Stored records
#####
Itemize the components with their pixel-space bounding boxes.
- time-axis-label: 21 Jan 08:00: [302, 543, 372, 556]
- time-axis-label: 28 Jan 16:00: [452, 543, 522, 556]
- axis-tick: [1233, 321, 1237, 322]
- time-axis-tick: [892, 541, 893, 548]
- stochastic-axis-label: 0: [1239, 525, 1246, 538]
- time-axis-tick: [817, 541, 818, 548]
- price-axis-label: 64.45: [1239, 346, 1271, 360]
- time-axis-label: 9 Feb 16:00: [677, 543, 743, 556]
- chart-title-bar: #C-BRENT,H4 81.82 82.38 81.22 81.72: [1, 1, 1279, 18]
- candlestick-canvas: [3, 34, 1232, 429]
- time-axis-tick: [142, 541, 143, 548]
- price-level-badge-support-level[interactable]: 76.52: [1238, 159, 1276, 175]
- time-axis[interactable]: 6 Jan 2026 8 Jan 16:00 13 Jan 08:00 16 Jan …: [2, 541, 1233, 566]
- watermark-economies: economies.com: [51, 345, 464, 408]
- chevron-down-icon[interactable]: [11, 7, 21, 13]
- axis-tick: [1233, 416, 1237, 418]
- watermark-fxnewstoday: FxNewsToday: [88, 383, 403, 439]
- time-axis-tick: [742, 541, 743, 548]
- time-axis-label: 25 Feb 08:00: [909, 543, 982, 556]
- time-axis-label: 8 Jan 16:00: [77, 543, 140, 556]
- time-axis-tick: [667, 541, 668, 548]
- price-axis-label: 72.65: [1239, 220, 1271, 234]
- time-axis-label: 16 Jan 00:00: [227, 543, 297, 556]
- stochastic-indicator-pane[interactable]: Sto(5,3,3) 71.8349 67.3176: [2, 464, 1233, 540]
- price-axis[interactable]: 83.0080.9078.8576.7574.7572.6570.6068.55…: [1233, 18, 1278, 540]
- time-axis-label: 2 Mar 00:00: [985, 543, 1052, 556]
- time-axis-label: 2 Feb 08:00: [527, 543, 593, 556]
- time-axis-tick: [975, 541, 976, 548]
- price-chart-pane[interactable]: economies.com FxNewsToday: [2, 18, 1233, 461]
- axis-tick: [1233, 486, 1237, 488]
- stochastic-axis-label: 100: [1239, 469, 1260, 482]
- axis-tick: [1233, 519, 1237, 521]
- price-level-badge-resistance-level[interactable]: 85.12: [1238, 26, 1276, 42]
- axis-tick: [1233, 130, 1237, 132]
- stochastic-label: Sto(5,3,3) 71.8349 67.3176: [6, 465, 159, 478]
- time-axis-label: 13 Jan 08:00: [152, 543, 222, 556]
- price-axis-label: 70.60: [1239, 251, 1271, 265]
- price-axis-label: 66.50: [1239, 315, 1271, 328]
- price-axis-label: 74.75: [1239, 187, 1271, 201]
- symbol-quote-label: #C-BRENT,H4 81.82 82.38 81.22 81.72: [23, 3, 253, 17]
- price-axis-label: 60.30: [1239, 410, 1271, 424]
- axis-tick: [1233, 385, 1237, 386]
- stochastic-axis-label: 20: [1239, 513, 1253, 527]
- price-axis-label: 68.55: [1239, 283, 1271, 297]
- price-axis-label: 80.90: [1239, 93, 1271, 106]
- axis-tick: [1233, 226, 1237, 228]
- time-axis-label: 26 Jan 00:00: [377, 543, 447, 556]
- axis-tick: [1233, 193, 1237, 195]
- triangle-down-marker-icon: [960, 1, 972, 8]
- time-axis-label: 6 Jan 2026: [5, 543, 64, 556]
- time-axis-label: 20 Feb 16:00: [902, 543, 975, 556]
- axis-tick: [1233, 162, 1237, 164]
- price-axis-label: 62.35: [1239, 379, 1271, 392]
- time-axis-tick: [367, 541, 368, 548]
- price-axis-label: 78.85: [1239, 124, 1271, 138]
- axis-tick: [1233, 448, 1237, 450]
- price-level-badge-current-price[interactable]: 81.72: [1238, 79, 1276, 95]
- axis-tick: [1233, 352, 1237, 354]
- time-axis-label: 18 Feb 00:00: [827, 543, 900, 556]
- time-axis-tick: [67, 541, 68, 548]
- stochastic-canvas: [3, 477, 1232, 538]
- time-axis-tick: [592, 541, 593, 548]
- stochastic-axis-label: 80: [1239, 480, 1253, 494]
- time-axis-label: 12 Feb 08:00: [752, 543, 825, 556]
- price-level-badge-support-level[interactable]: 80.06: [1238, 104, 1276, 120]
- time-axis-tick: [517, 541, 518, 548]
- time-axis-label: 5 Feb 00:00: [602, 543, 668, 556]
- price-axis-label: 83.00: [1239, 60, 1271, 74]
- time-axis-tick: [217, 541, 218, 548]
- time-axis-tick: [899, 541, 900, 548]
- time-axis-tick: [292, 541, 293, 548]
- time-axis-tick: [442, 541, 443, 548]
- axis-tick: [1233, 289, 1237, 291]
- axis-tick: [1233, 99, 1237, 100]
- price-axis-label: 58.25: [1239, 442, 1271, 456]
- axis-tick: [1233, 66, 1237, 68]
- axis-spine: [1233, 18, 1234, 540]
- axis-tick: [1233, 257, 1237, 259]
#####
### Work to complete
Arrange all of the lines above as a Markdown table with the columns Row and Line, giving each line a row number and leaving out any blank lines.

### Complete answer
| Row | Line |
|---|---|
| 1 | Itemize the components with their pixel-space bounding boxes. |
| 2 | - time-axis-label: 21 Jan 08:00: [302, 543, 372, 556] |
| 3 | - time-axis-label: 28 Jan 16:00: [452, 543, 522, 556] |
| 4 | - axis-tick: [1233, 321, 1237, 322] |
| 5 | - time-axis-tick: [892, 541, 893, 548] |
| 6 | - stochastic-axis-label: 0: [1239, 525, 1246, 538] |
| 7 | - time-axis-tick: [817, 541, 818, 548] |
| 8 | - price-axis-label: 64.45: [1239, 346, 1271, 360] |
| 9 | - time-axis-label: 9 Feb 16:00: [677, 543, 743, 556] |
| 10 | - chart-title-bar: #C-BRENT,H4 81.82 82.38 81.22 81.72: [1, 1, 1279, 18] |
| 11 | - candlestick-canvas: [3, 34, 1232, 429] |
| 12 | - time-axis-tick: [142, 541, 143, 548] |
| 13 | - price-level-badge-support-level[interactable]: 76.52: [1238, 159, 1276, 175] |
| 14 | - time-axis[interactable]: 6 Jan 2026 8 Jan 16:00 13 Jan 08:00 16 Jan …: [2, 541, 1233, 566] |
| 15 | - watermark-economies: economies.com: [51, 345, 464, 408] |
| 16 | - chevron-down-icon[interactable]: [11, 7, 21, 13] |
| 17 | - axis-tick: [1233, 416, 1237, 418] |
| 18 | - watermark-fxnewstoday: FxNewsToday: [88, 383, 403, 439] |
| 19 | - time-axis-tick: [742, 541, 743, 548] |
| 20 | - time-axis-label: 25 Feb 08:00: [909, 543, 982, 556] |
| 21 | - time-axis-label: 8 Jan 16:00: [77, 543, 140, 556] |
| 22 | - time-axis-tick: [667, 541, 668, 548] |
| 23 | - price-axis-label: 72.65: [1239, 220, 1271, 234] |
| 24 | - time-axis-label: 16 Jan 00:00: [227, 543, 297, 556] |
| 25 | - stochastic-indicator-pane[interactable]: Sto(5,3,3) 71.8349 67.3176: [2, 464, 1233, 540] |
| 26 | - price-axis[interactable]: 83.0080.9078.8576.7574.7572.6570.6068.55…: [1233, 18, 1278, 540] |
| 27 | - time-axis-label: 2 Mar 00:00: [985, 543, 1052, 556] |
| 28 | - time-axis-label: 2 Feb 08:00: [527, 543, 593, 556] |
| 29 | - time-axis-tick: [975, 541, 976, 548] |
| 30 | - price-chart-pane[interactable]: economies.com FxNewsToday: [2, 18, 1233, 461] |
| 31 | - axis-tick: [1233, 486, 1237, 488] |
| 32 | - stochastic-axis-label: 100: [1239, 469, 1260, 482] |
| 33 | - axis-tick: [1233, 519, 1237, 521] |
| 34 | - price-level-badge-resistance-level[interactable]: 85.12: [1238, 26, 1276, 42] |
| 35 | - axis-tick: [1233, 130, 1237, 132] |
| 36 | - stochastic-label: Sto(5,3,3) 71.8349 67.3176: [6, 465, 159, 478] |
| 37 | - time-axis-label: 13 Jan 08:00: [152, 543, 222, 556] |
| 38 | - price-axis-label: 70.60: [1239, 251, 1271, 265] |
| 39 | - price-axis-label: 66.50: [1239, 315, 1271, 328] |
| 40 | - price-axis-label: 74.75: [1239, 187, 1271, 201] |
| 41 | - symbol-quote-label: #C-BRENT,H4 81.82 82.38 81.22 81.72: [23, 3, 253, 17] |
| 42 | - price-axis-label: 60.30: [1239, 410, 1271, 424] |
| 43 | - axis-tick: [1233, 385, 1237, 386] |
| 44 | - stochastic-axis-label: 20: [1239, 513, 1253, 527] |
| 45 | - price-axis-label: 68.55: [1239, 283, 1271, 297] |
| 46 | - price-axis-label: 80.90: [1239, 93, 1271, 106] |
| 47 | - axis-tick: [1233, 226, 1237, 228] |
| 48 | - time-axis-label: 26 Jan 00:00: [377, 543, 447, 556] |
| 49 | - axis-tick: [1233, 193, 1237, 195] |
| 50 | - triangle-down-marker-icon: [960, 1, 972, 8] |
| 51 | - time-axis-label: 6 Jan 2026: [5, 543, 64, 556] |
| 52 | - time-axis-label: 20 Feb 16:00: [902, 543, 975, 556] |
| 53 | - axis-tick: [1233, 162, 1237, 164] |
| 54 | - price-axis-label: 62.35: [1239, 379, 1271, 392] |
| 55 | - time-axis-tick: [367, 541, 368, 548] |
| 56 | - price-axis-label: 78.85: [1239, 124, 1271, 138] |
| 57 | - axis-tick: [1233, 448, 1237, 450] |
| 58 | - price-level-badge-current-price[interactable]: 81.72: [1238, 79, 1276, 95] |
| 59 | - axis-tick: [1233, 352, 1237, 354] |
| 60 | - time-axis-label: 18 Feb 00:00: [827, 543, 900, 556] |
| 61 | - time-axis-tick: [67, 541, 68, 548] |
| 62 | - stochastic-canvas: [3, 477, 1232, 538] |
| 63 | - time-axis-tick: [592, 541, 593, 548] |
| 64 | - stochastic-axis-label: 80: [1239, 480, 1253, 494] |
| 65 | - time-axis-label: 12 Feb 08:00: [752, 543, 825, 556] |
| 66 | - price-level-badge-support-level[interactable]: 80.06: [1238, 104, 1276, 120] |
| 67 | - time-axis-tick: [517, 541, 518, 548] |
| 68 | - time-axis-label: 5 Feb 00:00: [602, 543, 668, 556] |
| 69 | - price-axis-label: 83.00: [1239, 60, 1271, 74] |
| 70 | - time-axis-tick: [217, 541, 218, 548] |
| 71 | - time-axis-tick: [899, 541, 900, 548] |
| 72 | - time-axis-tick: [292, 541, 293, 548] |
| 73 | - time-axis-tick: [442, 541, 443, 548] |
| 74 | - axis-tick: [1233, 289, 1237, 291] |
| 75 | - axis-tick: [1233, 99, 1237, 100] |
| 76 | - price-axis-label: 58.25: [1239, 442, 1271, 456] |
| 77 | - axis-tick: [1233, 66, 1237, 68] |
| 78 | - axis-spine: [1233, 18, 1234, 540] |
| 79 | - axis-tick: [1233, 257, 1237, 259] |